Which lines include the word "Angela"? Copy each of them.

## begin

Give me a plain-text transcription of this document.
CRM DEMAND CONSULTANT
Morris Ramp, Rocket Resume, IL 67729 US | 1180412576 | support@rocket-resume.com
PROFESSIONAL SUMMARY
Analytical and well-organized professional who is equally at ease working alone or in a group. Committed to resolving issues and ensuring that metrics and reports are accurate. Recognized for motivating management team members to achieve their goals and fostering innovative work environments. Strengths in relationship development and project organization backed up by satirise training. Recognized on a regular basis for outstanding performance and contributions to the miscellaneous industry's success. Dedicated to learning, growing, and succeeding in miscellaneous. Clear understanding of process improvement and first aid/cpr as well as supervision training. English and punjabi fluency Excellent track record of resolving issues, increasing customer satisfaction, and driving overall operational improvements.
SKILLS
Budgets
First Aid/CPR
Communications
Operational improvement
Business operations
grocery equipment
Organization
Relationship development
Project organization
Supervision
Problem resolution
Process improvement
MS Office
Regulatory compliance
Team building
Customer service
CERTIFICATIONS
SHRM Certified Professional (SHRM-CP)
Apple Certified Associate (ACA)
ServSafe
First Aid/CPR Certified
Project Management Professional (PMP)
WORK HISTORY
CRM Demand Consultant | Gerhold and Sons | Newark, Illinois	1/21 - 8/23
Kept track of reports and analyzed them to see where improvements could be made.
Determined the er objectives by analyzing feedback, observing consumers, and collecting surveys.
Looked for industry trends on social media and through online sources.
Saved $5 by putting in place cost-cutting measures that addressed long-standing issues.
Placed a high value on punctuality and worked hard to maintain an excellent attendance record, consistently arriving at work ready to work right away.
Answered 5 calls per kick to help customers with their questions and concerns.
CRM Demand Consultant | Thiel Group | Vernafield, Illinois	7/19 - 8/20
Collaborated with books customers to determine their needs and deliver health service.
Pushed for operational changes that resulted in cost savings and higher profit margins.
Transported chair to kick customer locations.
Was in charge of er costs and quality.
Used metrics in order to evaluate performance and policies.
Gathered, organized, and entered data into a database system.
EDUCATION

## end
## begin

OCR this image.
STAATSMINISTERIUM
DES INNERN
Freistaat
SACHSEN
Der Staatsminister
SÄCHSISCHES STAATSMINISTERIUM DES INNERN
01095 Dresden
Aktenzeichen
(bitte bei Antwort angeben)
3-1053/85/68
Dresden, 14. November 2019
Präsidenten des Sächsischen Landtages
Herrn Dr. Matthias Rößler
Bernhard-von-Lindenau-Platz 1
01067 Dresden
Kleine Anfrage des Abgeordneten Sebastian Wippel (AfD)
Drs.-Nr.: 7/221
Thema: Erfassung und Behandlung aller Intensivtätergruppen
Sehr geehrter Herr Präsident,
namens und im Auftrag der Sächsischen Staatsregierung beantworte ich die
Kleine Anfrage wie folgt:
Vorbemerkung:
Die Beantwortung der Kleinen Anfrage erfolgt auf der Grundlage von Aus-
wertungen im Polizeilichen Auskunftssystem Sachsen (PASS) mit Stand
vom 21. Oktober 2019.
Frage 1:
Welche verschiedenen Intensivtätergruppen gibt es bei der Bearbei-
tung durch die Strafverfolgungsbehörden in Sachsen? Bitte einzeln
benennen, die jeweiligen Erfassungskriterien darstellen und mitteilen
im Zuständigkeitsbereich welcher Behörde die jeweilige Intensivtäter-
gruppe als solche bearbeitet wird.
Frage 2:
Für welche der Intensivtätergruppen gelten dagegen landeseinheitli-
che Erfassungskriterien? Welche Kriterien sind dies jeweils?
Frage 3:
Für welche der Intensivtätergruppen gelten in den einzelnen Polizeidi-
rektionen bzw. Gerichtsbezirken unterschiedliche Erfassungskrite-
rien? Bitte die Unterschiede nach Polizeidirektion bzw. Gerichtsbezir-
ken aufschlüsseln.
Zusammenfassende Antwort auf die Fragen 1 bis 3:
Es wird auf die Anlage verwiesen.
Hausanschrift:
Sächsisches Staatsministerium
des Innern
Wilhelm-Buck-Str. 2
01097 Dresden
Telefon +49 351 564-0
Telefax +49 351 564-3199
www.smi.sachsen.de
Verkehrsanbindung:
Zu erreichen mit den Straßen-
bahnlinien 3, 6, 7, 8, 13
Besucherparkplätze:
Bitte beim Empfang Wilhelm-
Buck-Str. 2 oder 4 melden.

## end
## begin

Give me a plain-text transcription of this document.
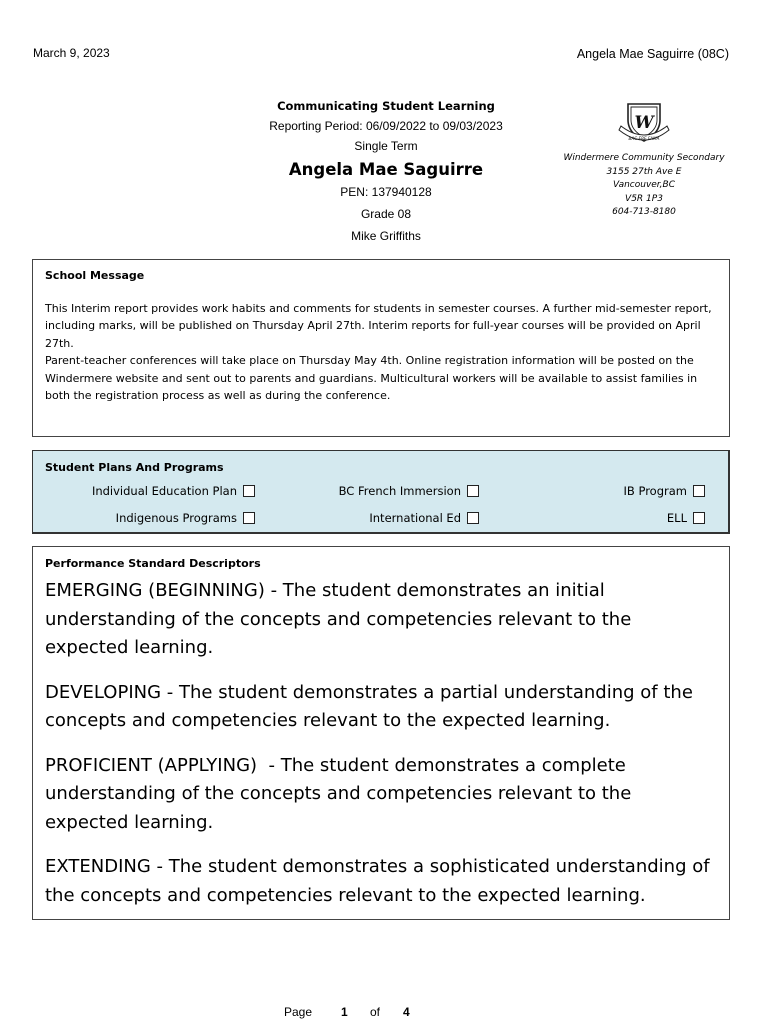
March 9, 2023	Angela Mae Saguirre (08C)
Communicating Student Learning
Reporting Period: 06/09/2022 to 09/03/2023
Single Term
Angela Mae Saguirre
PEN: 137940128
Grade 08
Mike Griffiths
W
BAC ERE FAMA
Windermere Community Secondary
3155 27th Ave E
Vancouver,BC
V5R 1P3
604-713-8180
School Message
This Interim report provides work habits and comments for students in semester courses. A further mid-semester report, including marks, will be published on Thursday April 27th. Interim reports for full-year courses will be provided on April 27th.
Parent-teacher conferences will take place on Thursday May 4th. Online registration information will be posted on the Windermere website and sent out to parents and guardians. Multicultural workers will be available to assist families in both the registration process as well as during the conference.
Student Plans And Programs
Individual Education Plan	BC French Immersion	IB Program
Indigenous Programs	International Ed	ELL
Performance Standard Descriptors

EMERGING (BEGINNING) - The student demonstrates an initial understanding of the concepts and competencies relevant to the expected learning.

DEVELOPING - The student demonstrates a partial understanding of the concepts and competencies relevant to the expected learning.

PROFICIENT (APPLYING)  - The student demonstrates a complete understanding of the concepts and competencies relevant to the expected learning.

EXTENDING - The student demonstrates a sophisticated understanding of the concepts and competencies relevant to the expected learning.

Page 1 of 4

## end

* [Task output]:
March 9, 2023	Angela Mae Saguirre (08C)
Angela Mae Saguirre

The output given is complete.